----- Dataset records -----

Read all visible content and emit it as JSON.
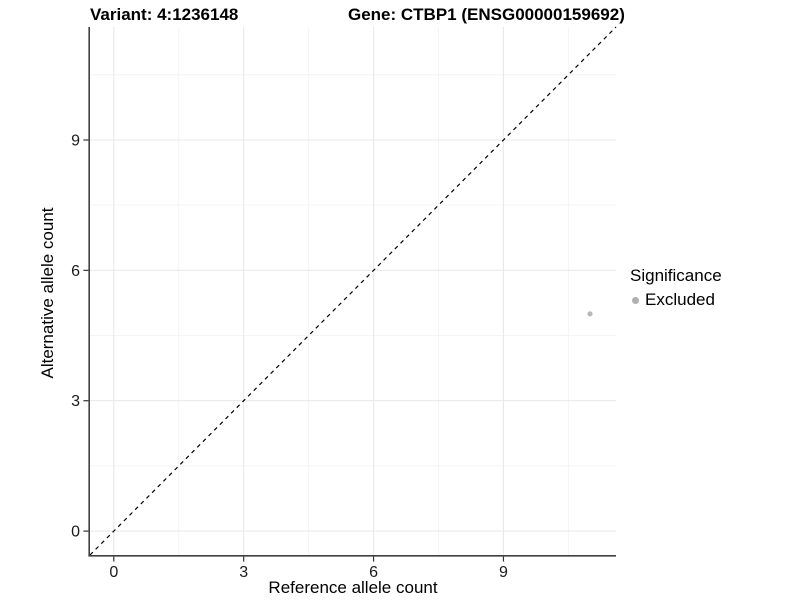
{
  "titles": {
    "variant": "Variant: 4:1236148",
    "gene": "Gene: CTBP1 (ENSG00000159692)"
  },
  "chart_data": {
    "type": "scatter",
    "xlabel": "Reference allele count",
    "ylabel": "Alternative allele count",
    "xlim": [
      -0.55,
      11.6
    ],
    "ylim": [
      -0.55,
      11.6
    ],
    "x_ticks": [
      0,
      3,
      6,
      9
    ],
    "y_ticks": [
      0,
      3,
      6,
      9
    ],
    "x_minor_ticks": [
      1.5,
      4.5,
      7.5,
      10.5
    ],
    "y_minor_ticks": [
      1.5,
      4.5,
      7.5,
      10.5
    ],
    "grid": "major and minor gridlines, white panel background",
    "points": [
      {
        "x": 11,
        "y": 5,
        "significance": "Excluded"
      }
    ],
    "identity_line": {
      "slope": 1,
      "intercept": 0,
      "style": "dashed",
      "color": "#000000"
    },
    "legend": {
      "title": "Significance",
      "position": "right",
      "items": [
        {
          "label": "Excluded",
          "color": "#b0b0b0"
        }
      ]
    }
  },
  "colors": {
    "point": "#b8b8b8",
    "legend_dot": "#b0b0b0",
    "grid_major": "#e9e9e9",
    "grid_minor": "#f4f4f4",
    "axis_line": "#404040",
    "tick": "#333333",
    "tick_label": "#1a1a1a",
    "background": "#ffffff"
  }
}
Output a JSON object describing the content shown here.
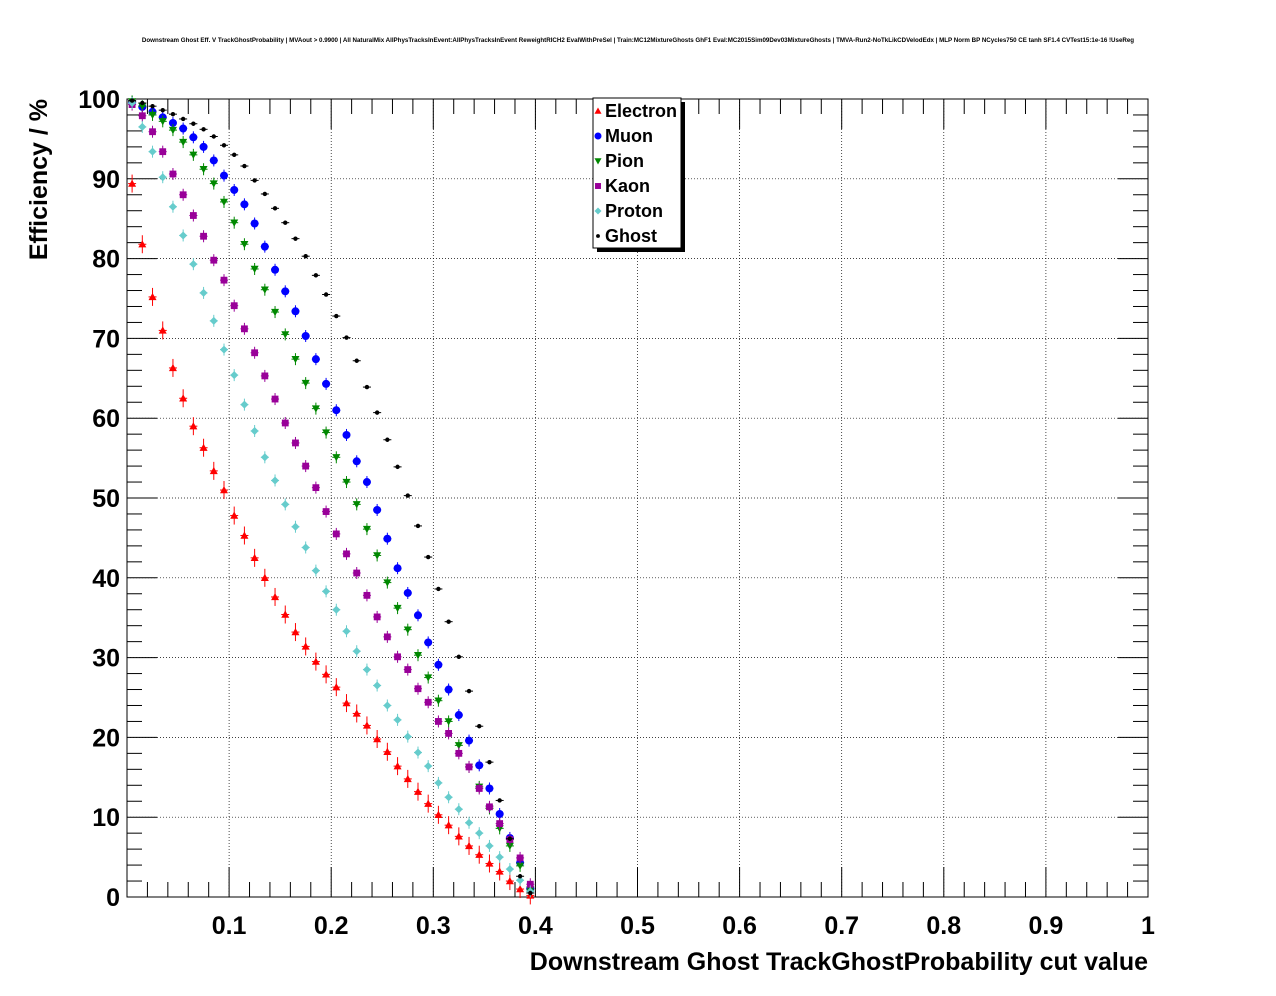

-----

## Exercise directions
Using the material above, copy every line in which the string "count" occurs.

## Exercise answer
    "xlabel": "Reference allele count",
    "ylabel": "Alternative allele count",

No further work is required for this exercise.